[Entries start]

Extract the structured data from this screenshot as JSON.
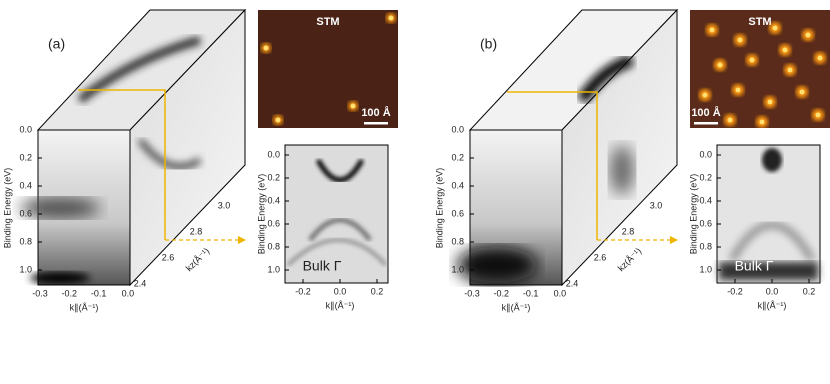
{
  "panels": [
    {
      "label": "(a)",
      "arpes": {
        "y_axis_label": "Binding Energy (eV)",
        "y_ticks": [
          "0.0",
          "0.2",
          "0.4",
          "0.6",
          "0.8",
          "1.0"
        ],
        "x_axis_label": "k∥(Å⁻¹)",
        "x_ticks": [
          "-0.3",
          "-0.2",
          "-0.1",
          "0.0"
        ],
        "kz_axis_label": "kz(Å⁻¹)",
        "kz_ticks": [
          "2.4",
          "2.6",
          "2.8",
          "3.0"
        ]
      },
      "stm": {
        "title": "STM",
        "scale_bar": "100 Å"
      },
      "bulk": {
        "label": "Bulk Γ",
        "y_axis_label": "Binding Energy (eV)",
        "y_ticks": [
          "0.0",
          "0.2",
          "0.4",
          "0.6",
          "0.8",
          "1.0"
        ],
        "x_axis_label": "k∥(Å⁻¹)",
        "x_ticks": [
          "-0.2",
          "0.0",
          "0.2"
        ]
      }
    },
    {
      "label": "(b)",
      "arpes": {
        "y_axis_label": "Binding Energy (eV)",
        "y_ticks": [
          "0.0",
          "0.2",
          "0.4",
          "0.6",
          "0.8",
          "1.0"
        ],
        "x_axis_label": "k∥(Å⁻¹)",
        "x_ticks": [
          "-0.3",
          "-0.2",
          "-0.1",
          "0.0"
        ],
        "kz_axis_label": "kz(Å⁻¹)",
        "kz_ticks": [
          "2.4",
          "2.6",
          "2.8",
          "3.0"
        ]
      },
      "stm": {
        "title": "STM",
        "scale_bar": "100 Å"
      },
      "bulk": {
        "label": "Bulk Γ",
        "y_axis_label": "Binding Energy (eV)",
        "y_ticks": [
          "0.0",
          "0.2",
          "0.4",
          "0.6",
          "0.8",
          "1.0"
        ],
        "x_axis_label": "k∥(Å⁻¹)",
        "x_ticks": [
          "-0.2",
          "0.0",
          "0.2"
        ]
      }
    }
  ]
}
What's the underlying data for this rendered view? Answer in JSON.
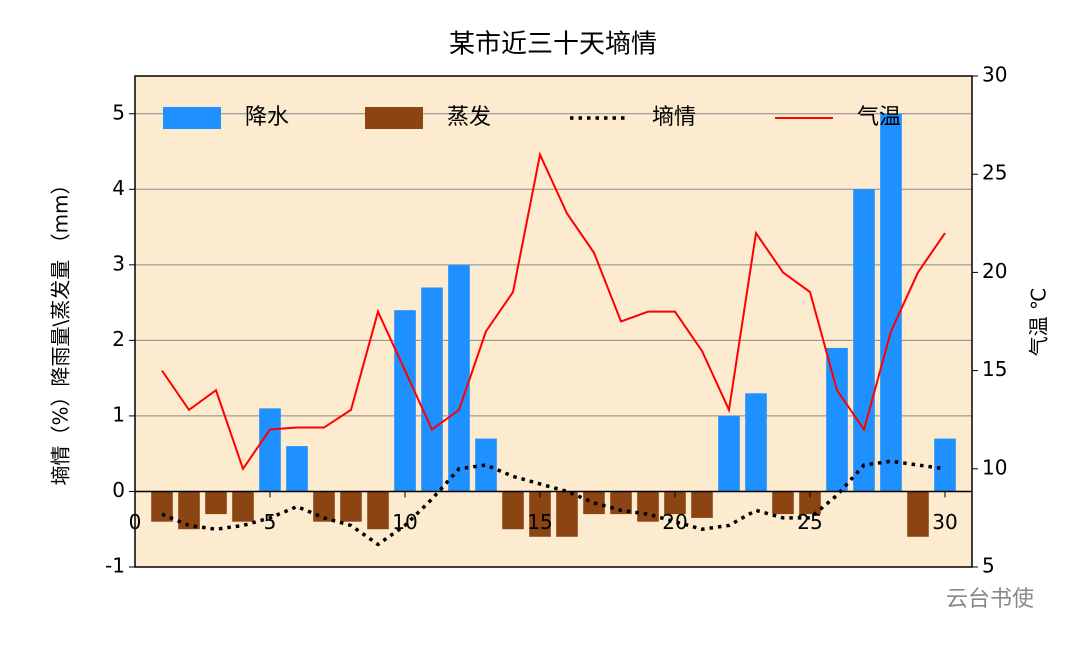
{
  "chart_data": {
    "type": "bar",
    "title": "某市近三十天墒情",
    "ylabel": "墒情（%）降雨量\\蒸发量 （mm）",
    "y2label": "气温 ℃",
    "watermark": "云台书使",
    "x": [
      1,
      2,
      3,
      4,
      5,
      6,
      7,
      8,
      9,
      10,
      11,
      12,
      13,
      14,
      15,
      16,
      17,
      18,
      19,
      20,
      21,
      22,
      23,
      24,
      25,
      26,
      27,
      28,
      29,
      30
    ],
    "xlim": [
      0,
      31
    ],
    "xticks": [
      0,
      5,
      10,
      15,
      20,
      25,
      30
    ],
    "ylim": [
      -1,
      5.5
    ],
    "yticks": [
      -1,
      0,
      1,
      2,
      3,
      4,
      5
    ],
    "y2lim": [
      5,
      30
    ],
    "y2ticks": [
      5,
      10,
      15,
      20,
      25,
      30
    ],
    "grid": true,
    "background": "#fdebd0",
    "series": [
      {
        "name": "降水",
        "type": "bar",
        "color": "#1e90ff",
        "values": [
          0,
          0,
          0,
          0,
          1.1,
          0.6,
          0,
          0,
          0,
          2.4,
          2.7,
          3.0,
          0.7,
          0,
          0,
          0,
          0,
          0,
          0,
          0,
          0,
          1.0,
          1.3,
          0,
          0,
          1.9,
          4.0,
          5.0,
          0,
          0.7
        ]
      },
      {
        "name": "蒸发",
        "type": "bar",
        "color": "#8b4513",
        "values": [
          -0.4,
          -0.5,
          -0.3,
          -0.4,
          0,
          0,
          -0.4,
          -0.4,
          -0.5,
          0,
          0,
          0,
          0,
          -0.5,
          -0.6,
          -0.6,
          -0.3,
          -0.3,
          -0.4,
          -0.3,
          -0.35,
          0,
          0,
          -0.3,
          -0.3,
          0,
          0,
          0,
          -0.6,
          0
        ]
      },
      {
        "name": "墒情",
        "type": "line",
        "linestyle": "dotted",
        "color": "#000000",
        "values": [
          -0.3,
          -0.45,
          -0.5,
          -0.45,
          -0.35,
          -0.2,
          -0.35,
          -0.45,
          -0.7,
          -0.45,
          -0.1,
          0.3,
          0.35,
          0.2,
          0.1,
          0.0,
          -0.15,
          -0.25,
          -0.3,
          -0.4,
          -0.5,
          -0.45,
          -0.25,
          -0.35,
          -0.35,
          -0.05,
          0.35,
          0.4,
          0.35,
          0.3
        ]
      },
      {
        "name": "气温",
        "type": "line",
        "axis": "y2",
        "color": "#ff0000",
        "values": [
          15,
          13,
          14,
          10,
          12,
          12.1,
          12.1,
          13,
          18,
          15,
          12,
          13,
          17,
          19,
          26,
          23,
          21,
          17.5,
          18,
          18,
          16,
          13,
          22,
          20,
          19,
          14,
          12,
          17,
          20,
          22
        ]
      }
    ]
  }
}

[Entries end]

→ **Direction**: Without the pictures, copy the material exactly as given.

→ **Output below**:
Extract the structured data from this screenshot as JSON.
{
  "panels": [
    {
      "label": "(a)",
      "arpes": {
        "y_axis_label": "Binding Energy (eV)",
        "y_ticks": [
          "0.0",
          "0.2",
          "0.4",
          "0.6",
          "0.8",
          "1.0"
        ],
        "x_axis_label": "k∥(Å⁻¹)",
        "x_ticks": [
          "-0.3",
          "-0.2",
          "-0.1",
          "0.0"
        ],
        "kz_axis_label": "kz(Å⁻¹)",
        "kz_ticks": [
          "2.4",
          "2.6",
          "2.8",
          "3.0"
        ]
      },
      "stm": {
        "title": "STM",
        "scale_bar": "100 Å"
      },
      "bulk": {
        "label": "Bulk Γ",
        "y_axis_label": "Binding Energy (eV)",
        "y_ticks": [
          "0.0",
          "0.2",
          "0.4",
          "0.6",
          "0.8",
          "1.0"
        ],
        "x_axis_label": "k∥(Å⁻¹)",
        "x_ticks": [
          "-0.2",
          "0.0",
          "0.2"
        ]
      }
    },
    {
      "label": "(b)",
      "arpes": {
        "y_axis_label": "Binding Energy (eV)",
        "y_ticks": [
          "0.0",
          "0.2",
          "0.4",
          "0.6",
          "0.8",
          "1.0"
        ],
        "x_axis_label": "k∥(Å⁻¹)",
        "x_ticks": [
          "-0.3",
          "-0.2",
          "-0.1",
          "0.0"
        ],
        "kz_axis_label": "kz(Å⁻¹)",
        "kz_ticks": [
          "2.4",
          "2.6",
          "2.8",
          "3.0"
        ]
      },
      "stm": {
        "title": "STM",
        "scale_bar": "100 Å"
      },
      "bulk": {
        "label": "Bulk Γ",
        "y_axis_label": "Binding Energy (eV)",
        "y_ticks": [
          "0.0",
          "0.2",
          "0.4",
          "0.6",
          "0.8",
          "1.0"
        ],
        "x_axis_label": "k∥(Å⁻¹)",
        "x_ticks": [
          "-0.2",
          "0.0",
          "0.2"
        ]
      }
    }
  ]
}
What's the underlying data for this rendered view? Answer in JSON.
{
  "chart_data": {
    "type": "bar",
    "title": "某市近三十天墒情",
    "ylabel": "墒情（%）降雨量\\蒸发量 （mm）",
    "y2label": "气温 ℃",
    "watermark": "云台书使",
    "x": [
      1,
      2,
      3,
      4,
      5,
      6,
      7,
      8,
      9,
      10,
      11,
      12,
      13,
      14,
      15,
      16,
      17,
      18,
      19,
      20,
      21,
      22,
      23,
      24,
      25,
      26,
      27,
      28,
      29,
      30
    ],
    "xlim": [
      0,
      31
    ],
    "xticks": [
      0,
      5,
      10,
      15,
      20,
      25,
      30
    ],
    "ylim": [
      -1,
      5.5
    ],
    "yticks": [
      -1,
      0,
      1,
      2,
      3,
      4,
      5
    ],
    "y2lim": [
      5,
      30
    ],
    "y2ticks": [
      5,
      10,
      15,
      20,
      25,
      30
    ],
    "grid": true,
    "background": "#fdebd0",
    "series": [
      {
        "name": "降水",
        "type": "bar",
        "color": "#1e90ff",
        "values": [
          0,
          0,
          0,
          0,
          1.1,
          0.6,
          0,
          0,
          0,
          2.4,
          2.7,
          3.0,
          0.7,
          0,
          0,
          0,
          0,
          0,
          0,
          0,
          0,
          1.0,
          1.3,
          0,
          0,
          1.9,
          4.0,
          5.0,
          0,
          0.7
        ]
      },
      {
        "name": "蒸发",
        "type": "bar",
        "color": "#8b4513",
        "values": [
          -0.4,
          -0.5,
          -0.3,
          -0.4,
          0,
          0,
          -0.4,
          -0.4,
          -0.5,
          0,
          0,
          0,
          0,
          -0.5,
          -0.6,
          -0.6,
          -0.3,
          -0.3,
          -0.4,
          -0.3,
          -0.35,
          0,
          0,
          -0.3,
          -0.3,
          0,
          0,
          0,
          -0.6,
          0
        ]
      },
      {
        "name": "墒情",
        "type": "line",
        "linestyle": "dotted",
        "color": "#000000",
        "values": [
          -0.3,
          -0.45,
          -0.5,
          -0.45,
          -0.35,
          -0.2,
          -0.35,
          -0.45,
          -0.7,
          -0.45,
          -0.1,
          0.3,
          0.35,
          0.2,
          0.1,
          0.0,
          -0.15,
          -0.25,
          -0.3,
          -0.4,
          -0.5,
          -0.45,
          -0.25,
          -0.35,
          -0.35,
          -0.05,
          0.35,
          0.4,
          0.35,
          0.3
        ]
      },
      {
        "name": "气温",
        "type": "line",
        "axis": "y2",
        "color": "#ff0000",
        "values": [
          15,
          13,
          14,
          10,
          12,
          12.1,
          12.1,
          13,
          18,
          15,
          12,
          13,
          17,
          19,
          26,
          23,
          21,
          17.5,
          18,
          18,
          16,
          13,
          22,
          20,
          19,
          14,
          12,
          17,
          20,
          22
        ]
      }
    ]
  }
}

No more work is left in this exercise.